## 必須課題 1
抜粋箇所によると、4代目SJ系へのモデルチェンジはいつ行われましたか。
## 必須課題 2
抜粋箇所から、「これは、かつてのホンダなどと」という語句を含む箇所を起点とし、「したのが4代目SJ系でした。」の直後までを一字一句違えずに書き写してください。
## 必須課題 3
抜粋箇所のうち「デザイン回帰の効果は抜群で」で始まる段落を、主要な事実を残したまま箇条書きに改めてください。

+++ 抜粋箇所 +++

これは、かつてのホンダなどと同様、ハイルーフRVの生産能力を持たないメーカー特有な苦肉の策にも思えました。
しかし、そこはスバルですからモータースポーツでも実績豊富な、舗装路から悪路までステージを選ばぬシンメトリカルAWDシステムの恩恵でユーザーを増やしていき、2007年デビューの3代目(SH系)からようやく他社クロスオーバーSUV並の貫禄あるデザインへ転身。
ただしこのSH系は既存ユーザーに必ずしも受け入れられなかったようで、再び当時のレガシィなどスバル他社と共通イメージのクロスオーバーワゴン風フォルムへ回帰、2012年11月にモデルチェンジしたのが4代目SJ系でした。
デザイン回帰の効果は抜群で、先代末期には1,000台以下へ落ちかけていた平均月販が2013年には2,930台へとV字回復を遂げ、元から好評だったAWDシステムに加え新型エンジンや安全装備も充実、定番SUVへと返り咲くことに成功したのです。

+++ 保存データ +++

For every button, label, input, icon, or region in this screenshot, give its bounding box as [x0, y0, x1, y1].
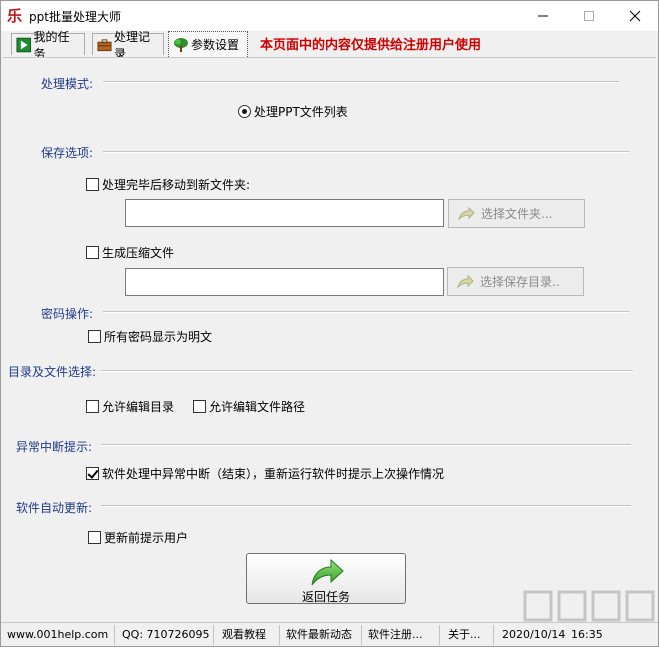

+++

## 正答 1
2012年11月です。

## 正答 2
これは、かつてのホンダなどと同様、ハイルーフRVの生産能力を持たないメーカー特有な苦肉の策にも思えました。
しかし、そこはスバルですからモータースポーツでも実績豊富な、舗装路から悪路までステージを選ばぬシンメトリカルAWDシステムの恩恵でユーザーを増やしていき、2007年デビューの3代目(SH系)からようやく他社クロスオーバーSUV並の貫禄あるデザインへ転身。
ただしこのSH系は既存ユーザーに必ずしも受け入れられなかったようで、再び当時のレガシィなどスバル他社と共通イメージのクロスオーバーワゴン風フォルムへ回帰、2012年11月にモデルチェンジしたのが4代目SJ系でした。

## 正答 3
- デザイン回帰の効果は抜群だった
- 先代末期には1,000台以下へ落ちかけていた平均月販が、2013年には2,930台へとV字回復した
- 元から好評だったAWDシステムに加え、新型エンジンや安全装備も充実した
- 定番SUVへの返り咲きに成功した